## Directions
Every entry below must be repeated exactly; skip the pictures.
=-=-=
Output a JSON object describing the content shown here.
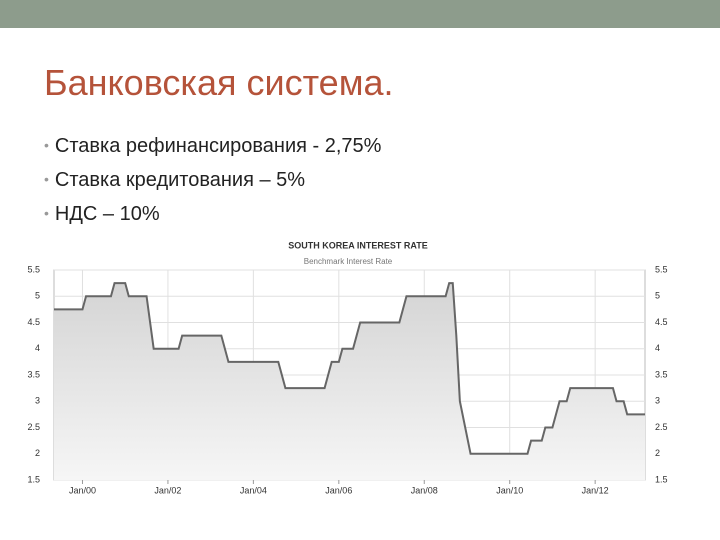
{
  "slide": {
    "title": "Банковская система.",
    "bullets": [
      "Ставка рефинансирования -  2,75%",
      "Ставка кредитования – 5%",
      "НДС – 10%"
    ]
  },
  "chart_data": {
    "type": "line",
    "title": "SOUTH KOREA INTEREST RATE",
    "subtitle": "Benchmark Interest Rate",
    "x": [
      "1999-05",
      "2000-01",
      "2000-02",
      "2000-09",
      "2000-10",
      "2001-01",
      "2001-02",
      "2001-07",
      "2001-08",
      "2001-09",
      "2002-04",
      "2002-05",
      "2003-04",
      "2003-05",
      "2003-06",
      "2004-08",
      "2004-09",
      "2004-10",
      "2005-09",
      "2005-10",
      "2005-11",
      "2006-01",
      "2006-02",
      "2006-05",
      "2006-06",
      "2006-07",
      "2007-06",
      "2007-07",
      "2007-08",
      "2008-07",
      "2008-08",
      "2008-09",
      "2008-10",
      "2008-11",
      "2009-02",
      "2010-06",
      "2010-07",
      "2010-10",
      "2010-11",
      "2011-01",
      "2011-02",
      "2011-03",
      "2011-05",
      "2011-06",
      "2012-06",
      "2012-07",
      "2012-09",
      "2012-10",
      "2013-03"
    ],
    "series": [
      {
        "name": "Benchmark Interest Rate",
        "color": "#666666",
        "values": [
          4.75,
          4.75,
          5,
          5,
          5.25,
          5.25,
          5,
          5,
          4.5,
          4,
          4,
          4.25,
          4.25,
          4,
          3.75,
          3.75,
          3.5,
          3.25,
          3.25,
          3.5,
          3.75,
          3.75,
          4,
          4,
          4.25,
          4.5,
          4.5,
          4.75,
          5,
          5,
          5.25,
          5.25,
          4.25,
          3,
          2,
          2,
          2.25,
          2.25,
          2.5,
          2.5,
          2.75,
          3,
          3,
          3.25,
          3.25,
          3,
          3,
          2.75,
          2.75
        ]
      }
    ],
    "xlim": [
      "1999-05",
      "2013-03"
    ],
    "xticks": [
      {
        "value": "2000-01",
        "label": "Jan/00"
      },
      {
        "value": "2002-01",
        "label": "Jan/02"
      },
      {
        "value": "2004-01",
        "label": "Jan/04"
      },
      {
        "value": "2006-01",
        "label": "Jan/06"
      },
      {
        "value": "2008-01",
        "label": "Jan/08"
      },
      {
        "value": "2010-01",
        "label": "Jan/10"
      },
      {
        "value": "2012-01",
        "label": "Jan/12"
      }
    ],
    "ylim": [
      1.5,
      5.5
    ],
    "yticks": [
      1.5,
      2,
      2.5,
      3,
      3.5,
      4,
      4.5,
      5,
      5.5
    ],
    "grid": true
  }
}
=-=-=
## Response to this task
Output a JSON object describing the content shown here.
{
  "slide": {
    "title": "Банковская система.",
    "bullets": [
      "Ставка рефинансирования -  2,75%",
      "Ставка кредитования – 5%",
      "НДС – 10%"
    ]
  },
  "chart_data": {
    "type": "line",
    "title": "SOUTH KOREA INTEREST RATE",
    "subtitle": "Benchmark Interest Rate",
    "x": [
      "1999-05",
      "2000-01",
      "2000-02",
      "2000-09",
      "2000-10",
      "2001-01",
      "2001-02",
      "2001-07",
      "2001-08",
      "2001-09",
      "2002-04",
      "2002-05",
      "2003-04",
      "2003-05",
      "2003-06",
      "2004-08",
      "2004-09",
      "2004-10",
      "2005-09",
      "2005-10",
      "2005-11",
      "2006-01",
      "2006-02",
      "2006-05",
      "2006-06",
      "2006-07",
      "2007-06",
      "2007-07",
      "2007-08",
      "2008-07",
      "2008-08",
      "2008-09",
      "2008-10",
      "2008-11",
      "2009-02",
      "2010-06",
      "2010-07",
      "2010-10",
      "2010-11",
      "2011-01",
      "2011-02",
      "2011-03",
      "2011-05",
      "2011-06",
      "2012-06",
      "2012-07",
      "2012-09",
      "2012-10",
      "2013-03"
    ],
    "series": [
      {
        "name": "Benchmark Interest Rate",
        "color": "#666666",
        "values": [
          4.75,
          4.75,
          5,
          5,
          5.25,
          5.25,
          5,
          5,
          4.5,
          4,
          4,
          4.25,
          4.25,
          4,
          3.75,
          3.75,
          3.5,
          3.25,
          3.25,
          3.5,
          3.75,
          3.75,
          4,
          4,
          4.25,
          4.5,
          4.5,
          4.75,
          5,
          5,
          5.25,
          5.25,
          4.25,
          3,
          2,
          2,
          2.25,
          2.25,
          2.5,
          2.5,
          2.75,
          3,
          3,
          3.25,
          3.25,
          3,
          3,
          2.75,
          2.75
        ]
      }
    ],
    "xlim": [
      "1999-05",
      "2013-03"
    ],
    "xticks": [
      {
        "value": "2000-01",
        "label": "Jan/00"
      },
      {
        "value": "2002-01",
        "label": "Jan/02"
      },
      {
        "value": "2004-01",
        "label": "Jan/04"
      },
      {
        "value": "2006-01",
        "label": "Jan/06"
      },
      {
        "value": "2008-01",
        "label": "Jan/08"
      },
      {
        "value": "2010-01",
        "label": "Jan/10"
      },
      {
        "value": "2012-01",
        "label": "Jan/12"
      }
    ],
    "ylim": [
      1.5,
      5.5
    ],
    "yticks": [
      1.5,
      2,
      2.5,
      3,
      3.5,
      4,
      4.5,
      5,
      5.5
    ],
    "grid": true
  }
}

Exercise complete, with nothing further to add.